> Goal:
Collect each line holding the string "label".

> Data rows:
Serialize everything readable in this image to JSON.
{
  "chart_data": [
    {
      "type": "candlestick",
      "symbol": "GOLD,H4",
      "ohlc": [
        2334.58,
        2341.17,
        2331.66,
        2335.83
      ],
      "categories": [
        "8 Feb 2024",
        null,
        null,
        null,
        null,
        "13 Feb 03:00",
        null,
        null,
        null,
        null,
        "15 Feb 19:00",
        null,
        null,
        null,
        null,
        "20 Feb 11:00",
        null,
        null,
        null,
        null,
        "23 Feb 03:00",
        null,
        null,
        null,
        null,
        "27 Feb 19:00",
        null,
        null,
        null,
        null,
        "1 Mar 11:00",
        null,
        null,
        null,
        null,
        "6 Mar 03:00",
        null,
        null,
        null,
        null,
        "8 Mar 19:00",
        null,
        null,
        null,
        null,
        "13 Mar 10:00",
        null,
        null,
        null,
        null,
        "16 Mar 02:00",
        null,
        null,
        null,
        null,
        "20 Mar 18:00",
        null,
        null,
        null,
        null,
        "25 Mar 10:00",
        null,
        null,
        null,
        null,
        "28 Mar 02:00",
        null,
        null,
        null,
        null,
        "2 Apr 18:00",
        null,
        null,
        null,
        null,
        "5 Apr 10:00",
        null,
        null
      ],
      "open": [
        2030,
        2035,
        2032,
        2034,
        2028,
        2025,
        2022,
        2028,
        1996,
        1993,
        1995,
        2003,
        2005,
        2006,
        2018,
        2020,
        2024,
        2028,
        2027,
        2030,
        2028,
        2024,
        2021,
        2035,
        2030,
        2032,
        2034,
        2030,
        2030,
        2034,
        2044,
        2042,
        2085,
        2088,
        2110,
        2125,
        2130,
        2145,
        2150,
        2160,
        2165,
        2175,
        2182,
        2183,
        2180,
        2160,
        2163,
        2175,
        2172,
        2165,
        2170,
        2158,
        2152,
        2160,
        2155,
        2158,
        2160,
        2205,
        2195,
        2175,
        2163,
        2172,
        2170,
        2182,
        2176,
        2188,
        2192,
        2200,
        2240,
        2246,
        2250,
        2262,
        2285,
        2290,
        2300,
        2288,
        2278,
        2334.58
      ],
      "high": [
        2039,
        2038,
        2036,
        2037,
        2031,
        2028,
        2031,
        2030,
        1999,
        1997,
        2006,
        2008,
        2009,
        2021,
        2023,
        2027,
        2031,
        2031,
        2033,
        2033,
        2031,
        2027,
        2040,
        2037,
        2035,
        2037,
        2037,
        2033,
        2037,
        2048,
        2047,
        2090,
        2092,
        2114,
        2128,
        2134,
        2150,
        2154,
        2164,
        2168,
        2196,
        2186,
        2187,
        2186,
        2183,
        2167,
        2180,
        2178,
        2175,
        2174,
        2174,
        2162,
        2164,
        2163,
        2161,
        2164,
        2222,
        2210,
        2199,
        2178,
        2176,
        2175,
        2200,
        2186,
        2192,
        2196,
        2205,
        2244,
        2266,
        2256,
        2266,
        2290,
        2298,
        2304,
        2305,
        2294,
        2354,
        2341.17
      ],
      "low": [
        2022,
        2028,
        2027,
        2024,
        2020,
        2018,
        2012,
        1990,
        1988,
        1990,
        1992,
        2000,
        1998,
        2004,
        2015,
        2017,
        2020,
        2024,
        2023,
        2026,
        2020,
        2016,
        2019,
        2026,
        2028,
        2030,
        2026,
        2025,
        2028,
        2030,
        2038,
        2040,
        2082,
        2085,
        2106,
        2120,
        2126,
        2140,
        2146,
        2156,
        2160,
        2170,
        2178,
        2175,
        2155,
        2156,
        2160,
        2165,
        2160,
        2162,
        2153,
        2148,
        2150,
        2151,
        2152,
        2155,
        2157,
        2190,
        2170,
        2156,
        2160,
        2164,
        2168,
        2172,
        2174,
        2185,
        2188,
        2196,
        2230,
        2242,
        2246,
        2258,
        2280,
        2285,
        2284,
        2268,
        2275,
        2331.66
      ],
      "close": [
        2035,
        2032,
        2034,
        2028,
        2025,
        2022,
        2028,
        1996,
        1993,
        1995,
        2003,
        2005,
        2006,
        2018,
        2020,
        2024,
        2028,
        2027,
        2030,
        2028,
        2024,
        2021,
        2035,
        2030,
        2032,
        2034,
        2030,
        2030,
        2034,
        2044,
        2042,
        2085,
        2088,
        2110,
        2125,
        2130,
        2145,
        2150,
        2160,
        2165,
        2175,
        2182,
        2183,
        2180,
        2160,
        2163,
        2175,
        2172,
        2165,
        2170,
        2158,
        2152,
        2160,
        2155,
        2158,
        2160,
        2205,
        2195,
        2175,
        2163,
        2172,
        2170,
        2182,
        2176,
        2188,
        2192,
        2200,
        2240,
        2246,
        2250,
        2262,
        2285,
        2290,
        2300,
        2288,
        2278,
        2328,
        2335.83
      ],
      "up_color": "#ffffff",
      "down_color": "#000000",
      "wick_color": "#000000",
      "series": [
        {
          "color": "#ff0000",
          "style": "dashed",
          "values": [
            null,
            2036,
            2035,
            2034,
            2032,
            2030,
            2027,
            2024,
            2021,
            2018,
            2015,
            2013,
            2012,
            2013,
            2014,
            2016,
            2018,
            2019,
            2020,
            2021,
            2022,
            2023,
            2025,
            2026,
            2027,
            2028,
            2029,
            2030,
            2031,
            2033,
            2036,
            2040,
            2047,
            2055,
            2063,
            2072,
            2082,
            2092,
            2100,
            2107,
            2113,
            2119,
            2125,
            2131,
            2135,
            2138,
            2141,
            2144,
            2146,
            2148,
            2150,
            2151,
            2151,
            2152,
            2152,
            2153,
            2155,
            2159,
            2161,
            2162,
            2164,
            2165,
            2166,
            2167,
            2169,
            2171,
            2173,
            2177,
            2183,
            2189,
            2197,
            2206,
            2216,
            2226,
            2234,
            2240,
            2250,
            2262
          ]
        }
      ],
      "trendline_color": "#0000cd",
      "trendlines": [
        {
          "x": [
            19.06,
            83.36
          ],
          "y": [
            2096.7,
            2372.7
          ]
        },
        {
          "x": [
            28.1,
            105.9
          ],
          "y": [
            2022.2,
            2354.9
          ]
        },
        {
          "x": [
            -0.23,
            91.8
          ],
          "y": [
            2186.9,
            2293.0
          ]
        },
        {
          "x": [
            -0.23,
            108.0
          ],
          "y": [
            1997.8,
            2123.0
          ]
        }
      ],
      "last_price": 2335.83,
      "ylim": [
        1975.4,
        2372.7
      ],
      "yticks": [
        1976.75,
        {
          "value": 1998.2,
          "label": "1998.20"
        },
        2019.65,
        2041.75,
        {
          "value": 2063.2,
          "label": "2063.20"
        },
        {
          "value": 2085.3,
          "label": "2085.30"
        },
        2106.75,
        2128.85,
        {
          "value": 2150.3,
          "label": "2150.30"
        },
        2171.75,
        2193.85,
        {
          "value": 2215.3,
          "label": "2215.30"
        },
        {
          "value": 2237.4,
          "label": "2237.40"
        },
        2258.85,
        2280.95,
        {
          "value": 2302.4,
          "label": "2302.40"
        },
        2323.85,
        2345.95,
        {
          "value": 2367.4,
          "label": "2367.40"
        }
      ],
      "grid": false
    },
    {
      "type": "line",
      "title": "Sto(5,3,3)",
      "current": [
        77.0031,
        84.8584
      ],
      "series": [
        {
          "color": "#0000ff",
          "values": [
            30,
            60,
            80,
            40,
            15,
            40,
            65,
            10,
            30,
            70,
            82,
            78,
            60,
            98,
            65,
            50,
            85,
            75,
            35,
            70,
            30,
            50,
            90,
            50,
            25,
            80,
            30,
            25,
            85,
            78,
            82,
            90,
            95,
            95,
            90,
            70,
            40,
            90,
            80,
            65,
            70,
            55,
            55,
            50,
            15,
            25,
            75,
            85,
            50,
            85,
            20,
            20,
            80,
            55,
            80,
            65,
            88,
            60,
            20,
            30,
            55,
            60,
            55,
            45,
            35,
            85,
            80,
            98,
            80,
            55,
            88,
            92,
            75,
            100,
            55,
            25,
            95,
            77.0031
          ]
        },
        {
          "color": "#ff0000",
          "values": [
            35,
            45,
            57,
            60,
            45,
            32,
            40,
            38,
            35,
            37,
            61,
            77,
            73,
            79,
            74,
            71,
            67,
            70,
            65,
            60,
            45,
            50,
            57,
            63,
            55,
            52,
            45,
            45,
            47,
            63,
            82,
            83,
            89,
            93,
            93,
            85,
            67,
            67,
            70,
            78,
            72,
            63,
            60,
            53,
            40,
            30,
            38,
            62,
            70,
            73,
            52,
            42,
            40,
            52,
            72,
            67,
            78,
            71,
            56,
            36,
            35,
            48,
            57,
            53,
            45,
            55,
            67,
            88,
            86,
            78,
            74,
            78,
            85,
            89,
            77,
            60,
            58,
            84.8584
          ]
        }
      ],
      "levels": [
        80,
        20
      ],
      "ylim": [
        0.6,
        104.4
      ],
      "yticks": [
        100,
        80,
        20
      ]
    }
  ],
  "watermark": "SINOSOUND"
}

> Output:
          "label": "1998.20"
          "label": "2063.20"
          "label": "2085.30"
          "label": "2150.30"
          "label": "2215.30"
          "label": "2237.40"
          "label": "2302.40"
          "label": "2367.40"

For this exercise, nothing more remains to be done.